[Start]
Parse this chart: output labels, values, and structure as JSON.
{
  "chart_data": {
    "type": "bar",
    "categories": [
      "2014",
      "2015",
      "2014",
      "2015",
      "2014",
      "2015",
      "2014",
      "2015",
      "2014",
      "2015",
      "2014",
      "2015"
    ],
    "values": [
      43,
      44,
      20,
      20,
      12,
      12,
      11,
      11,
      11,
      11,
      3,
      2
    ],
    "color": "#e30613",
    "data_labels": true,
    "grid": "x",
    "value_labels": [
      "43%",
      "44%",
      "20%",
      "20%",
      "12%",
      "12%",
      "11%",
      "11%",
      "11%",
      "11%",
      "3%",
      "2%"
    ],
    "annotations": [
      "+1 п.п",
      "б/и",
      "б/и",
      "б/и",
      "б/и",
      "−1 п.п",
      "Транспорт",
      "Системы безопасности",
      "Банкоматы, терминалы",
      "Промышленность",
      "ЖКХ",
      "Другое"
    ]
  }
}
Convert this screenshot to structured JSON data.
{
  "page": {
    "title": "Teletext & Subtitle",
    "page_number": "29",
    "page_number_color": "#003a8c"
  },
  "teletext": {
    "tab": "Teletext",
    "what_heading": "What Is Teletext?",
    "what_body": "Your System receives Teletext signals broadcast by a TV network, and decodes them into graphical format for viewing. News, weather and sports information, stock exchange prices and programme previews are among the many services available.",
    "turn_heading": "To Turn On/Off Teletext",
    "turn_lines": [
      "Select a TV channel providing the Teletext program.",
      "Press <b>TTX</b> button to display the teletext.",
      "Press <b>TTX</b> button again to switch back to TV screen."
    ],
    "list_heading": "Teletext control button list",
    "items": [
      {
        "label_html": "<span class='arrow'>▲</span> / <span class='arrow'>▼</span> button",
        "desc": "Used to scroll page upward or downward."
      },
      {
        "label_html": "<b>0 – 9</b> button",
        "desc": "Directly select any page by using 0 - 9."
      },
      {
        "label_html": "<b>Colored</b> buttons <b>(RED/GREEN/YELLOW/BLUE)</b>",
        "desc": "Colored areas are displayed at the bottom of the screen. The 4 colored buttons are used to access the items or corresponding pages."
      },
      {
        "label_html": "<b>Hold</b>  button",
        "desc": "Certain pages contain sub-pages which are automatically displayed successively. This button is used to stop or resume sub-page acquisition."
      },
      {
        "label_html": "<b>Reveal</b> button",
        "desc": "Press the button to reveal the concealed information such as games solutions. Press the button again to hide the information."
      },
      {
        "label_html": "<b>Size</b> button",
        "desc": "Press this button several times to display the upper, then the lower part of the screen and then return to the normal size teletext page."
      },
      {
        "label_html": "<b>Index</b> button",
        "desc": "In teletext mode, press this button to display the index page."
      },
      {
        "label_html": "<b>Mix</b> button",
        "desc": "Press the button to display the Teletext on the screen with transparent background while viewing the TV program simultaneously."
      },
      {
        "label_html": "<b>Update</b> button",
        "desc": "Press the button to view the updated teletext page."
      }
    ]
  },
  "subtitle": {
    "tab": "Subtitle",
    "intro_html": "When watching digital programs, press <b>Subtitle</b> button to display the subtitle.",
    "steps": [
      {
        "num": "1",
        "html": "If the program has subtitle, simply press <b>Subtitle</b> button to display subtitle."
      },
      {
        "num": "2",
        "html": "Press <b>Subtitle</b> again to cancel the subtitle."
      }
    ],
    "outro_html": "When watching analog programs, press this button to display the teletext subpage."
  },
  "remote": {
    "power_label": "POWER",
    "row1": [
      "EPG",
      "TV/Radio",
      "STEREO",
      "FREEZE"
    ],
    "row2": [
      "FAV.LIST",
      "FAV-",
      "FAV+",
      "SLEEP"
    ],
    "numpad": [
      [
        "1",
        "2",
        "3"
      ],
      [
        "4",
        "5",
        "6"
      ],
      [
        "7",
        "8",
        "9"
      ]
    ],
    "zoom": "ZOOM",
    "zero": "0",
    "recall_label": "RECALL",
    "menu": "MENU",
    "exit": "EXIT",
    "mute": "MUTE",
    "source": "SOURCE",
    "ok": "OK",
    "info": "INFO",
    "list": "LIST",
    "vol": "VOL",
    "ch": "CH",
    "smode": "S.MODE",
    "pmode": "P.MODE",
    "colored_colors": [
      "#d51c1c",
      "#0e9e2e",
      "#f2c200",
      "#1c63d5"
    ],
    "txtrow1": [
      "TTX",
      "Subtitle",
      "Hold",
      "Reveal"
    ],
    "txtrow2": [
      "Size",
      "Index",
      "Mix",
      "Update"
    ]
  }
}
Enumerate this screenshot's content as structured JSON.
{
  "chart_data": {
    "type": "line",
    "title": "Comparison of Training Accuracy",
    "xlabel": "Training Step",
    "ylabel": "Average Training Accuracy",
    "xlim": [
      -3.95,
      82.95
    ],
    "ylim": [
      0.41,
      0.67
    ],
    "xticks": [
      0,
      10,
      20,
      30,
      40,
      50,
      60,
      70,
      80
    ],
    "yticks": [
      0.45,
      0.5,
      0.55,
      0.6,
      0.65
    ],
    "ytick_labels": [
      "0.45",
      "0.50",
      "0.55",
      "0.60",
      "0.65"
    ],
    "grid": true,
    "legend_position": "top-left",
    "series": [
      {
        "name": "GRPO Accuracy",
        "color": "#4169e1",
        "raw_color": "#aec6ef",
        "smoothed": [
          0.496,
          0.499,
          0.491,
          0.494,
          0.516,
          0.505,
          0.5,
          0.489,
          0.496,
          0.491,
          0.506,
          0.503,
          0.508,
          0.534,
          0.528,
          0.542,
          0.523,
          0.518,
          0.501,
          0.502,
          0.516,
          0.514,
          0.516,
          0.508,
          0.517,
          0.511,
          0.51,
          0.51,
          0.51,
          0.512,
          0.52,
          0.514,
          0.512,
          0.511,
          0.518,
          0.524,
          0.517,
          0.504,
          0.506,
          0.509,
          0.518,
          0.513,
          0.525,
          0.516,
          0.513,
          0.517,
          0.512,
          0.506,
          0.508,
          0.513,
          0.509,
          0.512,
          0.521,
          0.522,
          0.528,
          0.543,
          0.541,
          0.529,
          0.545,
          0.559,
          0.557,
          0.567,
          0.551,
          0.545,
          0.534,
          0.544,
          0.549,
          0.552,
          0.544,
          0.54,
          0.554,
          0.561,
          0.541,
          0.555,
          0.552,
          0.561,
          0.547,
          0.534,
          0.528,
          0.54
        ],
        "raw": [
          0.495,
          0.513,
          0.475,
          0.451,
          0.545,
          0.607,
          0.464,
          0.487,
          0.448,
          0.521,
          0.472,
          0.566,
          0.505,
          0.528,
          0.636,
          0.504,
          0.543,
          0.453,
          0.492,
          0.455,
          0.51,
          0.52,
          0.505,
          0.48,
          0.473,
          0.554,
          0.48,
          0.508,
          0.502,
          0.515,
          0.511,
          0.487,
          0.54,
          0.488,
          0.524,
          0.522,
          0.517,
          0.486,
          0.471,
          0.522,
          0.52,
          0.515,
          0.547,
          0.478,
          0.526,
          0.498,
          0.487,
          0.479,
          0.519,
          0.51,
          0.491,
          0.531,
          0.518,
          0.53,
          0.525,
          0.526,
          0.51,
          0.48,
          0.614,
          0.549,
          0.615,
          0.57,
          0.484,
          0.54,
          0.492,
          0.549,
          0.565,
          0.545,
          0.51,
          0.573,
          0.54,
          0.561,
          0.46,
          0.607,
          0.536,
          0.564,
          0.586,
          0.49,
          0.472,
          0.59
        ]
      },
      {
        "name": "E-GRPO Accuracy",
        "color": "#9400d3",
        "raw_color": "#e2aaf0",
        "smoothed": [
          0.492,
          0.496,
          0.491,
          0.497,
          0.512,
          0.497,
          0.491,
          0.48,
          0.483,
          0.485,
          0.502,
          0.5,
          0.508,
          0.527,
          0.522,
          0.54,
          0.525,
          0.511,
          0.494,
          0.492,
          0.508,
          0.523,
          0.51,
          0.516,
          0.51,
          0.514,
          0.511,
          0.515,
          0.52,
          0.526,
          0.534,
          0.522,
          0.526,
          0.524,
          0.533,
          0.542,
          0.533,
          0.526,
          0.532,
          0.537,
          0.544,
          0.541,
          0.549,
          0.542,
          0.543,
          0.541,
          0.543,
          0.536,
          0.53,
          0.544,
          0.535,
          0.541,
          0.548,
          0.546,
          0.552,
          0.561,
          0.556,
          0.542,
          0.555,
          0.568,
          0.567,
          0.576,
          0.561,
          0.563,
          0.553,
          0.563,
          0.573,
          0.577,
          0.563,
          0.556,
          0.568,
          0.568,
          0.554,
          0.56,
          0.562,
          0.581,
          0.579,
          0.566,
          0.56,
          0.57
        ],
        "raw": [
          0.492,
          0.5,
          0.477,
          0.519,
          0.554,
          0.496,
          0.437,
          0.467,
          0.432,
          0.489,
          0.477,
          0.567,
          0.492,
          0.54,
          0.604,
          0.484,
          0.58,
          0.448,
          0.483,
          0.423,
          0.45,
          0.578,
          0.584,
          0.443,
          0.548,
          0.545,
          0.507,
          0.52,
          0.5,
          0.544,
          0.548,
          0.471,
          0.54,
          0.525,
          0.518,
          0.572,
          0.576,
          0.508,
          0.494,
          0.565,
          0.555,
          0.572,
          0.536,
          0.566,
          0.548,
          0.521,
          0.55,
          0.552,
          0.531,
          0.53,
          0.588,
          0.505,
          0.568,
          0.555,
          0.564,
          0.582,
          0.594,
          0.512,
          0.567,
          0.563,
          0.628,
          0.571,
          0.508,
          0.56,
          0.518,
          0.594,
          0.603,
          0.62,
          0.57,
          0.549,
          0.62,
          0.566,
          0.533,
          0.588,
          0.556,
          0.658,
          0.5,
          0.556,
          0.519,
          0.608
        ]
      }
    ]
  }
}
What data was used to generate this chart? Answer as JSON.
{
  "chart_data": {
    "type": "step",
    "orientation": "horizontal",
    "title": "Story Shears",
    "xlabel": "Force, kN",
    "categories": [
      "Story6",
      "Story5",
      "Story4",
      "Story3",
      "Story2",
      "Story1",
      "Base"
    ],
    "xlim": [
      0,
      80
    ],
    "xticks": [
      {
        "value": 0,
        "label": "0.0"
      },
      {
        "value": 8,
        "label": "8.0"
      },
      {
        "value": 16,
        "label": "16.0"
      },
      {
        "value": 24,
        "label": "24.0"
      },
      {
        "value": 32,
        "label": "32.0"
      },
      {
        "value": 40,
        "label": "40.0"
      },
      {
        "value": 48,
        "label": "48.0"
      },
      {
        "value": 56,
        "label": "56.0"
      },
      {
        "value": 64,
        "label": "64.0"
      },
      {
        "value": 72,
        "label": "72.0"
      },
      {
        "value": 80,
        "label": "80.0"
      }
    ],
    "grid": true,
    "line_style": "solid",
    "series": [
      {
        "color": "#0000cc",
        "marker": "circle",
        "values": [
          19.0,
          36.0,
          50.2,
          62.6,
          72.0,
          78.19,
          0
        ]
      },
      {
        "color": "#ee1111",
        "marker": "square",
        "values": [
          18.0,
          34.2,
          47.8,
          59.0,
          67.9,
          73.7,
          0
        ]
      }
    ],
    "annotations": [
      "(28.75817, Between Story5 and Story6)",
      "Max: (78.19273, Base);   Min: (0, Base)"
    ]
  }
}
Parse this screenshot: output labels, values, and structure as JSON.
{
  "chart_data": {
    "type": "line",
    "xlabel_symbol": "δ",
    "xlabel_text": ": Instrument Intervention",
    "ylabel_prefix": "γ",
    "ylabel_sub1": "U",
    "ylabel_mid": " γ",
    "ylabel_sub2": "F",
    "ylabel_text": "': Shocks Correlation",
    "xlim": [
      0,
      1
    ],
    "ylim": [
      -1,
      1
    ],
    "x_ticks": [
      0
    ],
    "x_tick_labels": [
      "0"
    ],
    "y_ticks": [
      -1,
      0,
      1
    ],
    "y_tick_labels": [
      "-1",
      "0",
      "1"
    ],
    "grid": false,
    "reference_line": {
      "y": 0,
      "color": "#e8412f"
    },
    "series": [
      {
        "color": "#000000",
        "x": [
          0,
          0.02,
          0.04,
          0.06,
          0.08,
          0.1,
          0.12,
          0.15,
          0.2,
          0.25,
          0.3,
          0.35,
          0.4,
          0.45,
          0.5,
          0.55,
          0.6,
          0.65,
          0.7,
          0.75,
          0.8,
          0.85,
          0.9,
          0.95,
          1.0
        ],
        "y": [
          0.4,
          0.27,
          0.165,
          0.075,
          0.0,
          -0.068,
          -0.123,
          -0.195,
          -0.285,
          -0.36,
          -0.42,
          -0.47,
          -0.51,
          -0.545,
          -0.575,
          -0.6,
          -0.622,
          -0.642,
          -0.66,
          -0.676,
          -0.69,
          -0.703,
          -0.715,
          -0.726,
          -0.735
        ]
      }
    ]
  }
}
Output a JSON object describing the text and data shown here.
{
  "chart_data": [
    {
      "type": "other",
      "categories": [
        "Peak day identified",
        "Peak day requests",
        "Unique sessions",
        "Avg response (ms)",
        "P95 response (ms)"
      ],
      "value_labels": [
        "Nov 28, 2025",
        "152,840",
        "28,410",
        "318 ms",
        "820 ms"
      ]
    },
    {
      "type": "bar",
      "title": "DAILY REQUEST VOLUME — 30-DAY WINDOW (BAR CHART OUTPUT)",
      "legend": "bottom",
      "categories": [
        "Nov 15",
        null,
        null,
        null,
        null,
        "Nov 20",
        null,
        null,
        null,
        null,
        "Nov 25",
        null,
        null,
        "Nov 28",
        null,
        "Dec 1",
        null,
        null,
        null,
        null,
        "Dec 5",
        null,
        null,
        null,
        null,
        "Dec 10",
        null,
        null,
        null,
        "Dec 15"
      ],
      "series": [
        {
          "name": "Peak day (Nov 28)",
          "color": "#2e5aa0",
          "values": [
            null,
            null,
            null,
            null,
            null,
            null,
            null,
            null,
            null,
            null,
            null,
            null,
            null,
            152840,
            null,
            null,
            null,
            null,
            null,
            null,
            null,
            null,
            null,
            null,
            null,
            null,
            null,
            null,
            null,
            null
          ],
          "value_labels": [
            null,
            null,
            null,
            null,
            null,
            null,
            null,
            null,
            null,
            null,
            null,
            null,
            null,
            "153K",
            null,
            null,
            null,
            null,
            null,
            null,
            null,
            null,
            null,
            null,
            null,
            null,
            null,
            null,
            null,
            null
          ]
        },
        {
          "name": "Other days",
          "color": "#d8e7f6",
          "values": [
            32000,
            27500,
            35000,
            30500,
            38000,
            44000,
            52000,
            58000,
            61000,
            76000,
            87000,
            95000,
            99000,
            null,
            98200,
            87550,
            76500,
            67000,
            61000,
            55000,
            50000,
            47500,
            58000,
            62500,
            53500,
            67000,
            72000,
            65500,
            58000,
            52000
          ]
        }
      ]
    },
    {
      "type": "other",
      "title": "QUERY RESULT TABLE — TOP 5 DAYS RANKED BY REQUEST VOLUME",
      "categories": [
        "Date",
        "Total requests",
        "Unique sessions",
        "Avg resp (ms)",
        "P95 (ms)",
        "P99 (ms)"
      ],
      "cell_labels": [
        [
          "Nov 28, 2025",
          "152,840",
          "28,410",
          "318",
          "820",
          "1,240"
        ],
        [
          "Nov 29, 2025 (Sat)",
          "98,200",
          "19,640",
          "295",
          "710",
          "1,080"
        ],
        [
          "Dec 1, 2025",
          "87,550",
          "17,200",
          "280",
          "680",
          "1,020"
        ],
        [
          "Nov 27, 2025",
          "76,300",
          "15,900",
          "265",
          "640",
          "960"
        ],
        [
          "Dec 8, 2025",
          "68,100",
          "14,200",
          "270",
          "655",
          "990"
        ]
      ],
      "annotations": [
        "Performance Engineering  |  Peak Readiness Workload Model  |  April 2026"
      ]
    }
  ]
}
[End]
# [The exercise]
Look through the material and copy each line that has "again".

# [Exercise output]
      "Press <b>TTX</b> button again to switch back to TV screen."
        "desc": "Press the button to reveal the concealed information such as games solutions. Press the button again to hide the information."
        "html": "Press <b>Subtitle</b> again to cancel the subtitle."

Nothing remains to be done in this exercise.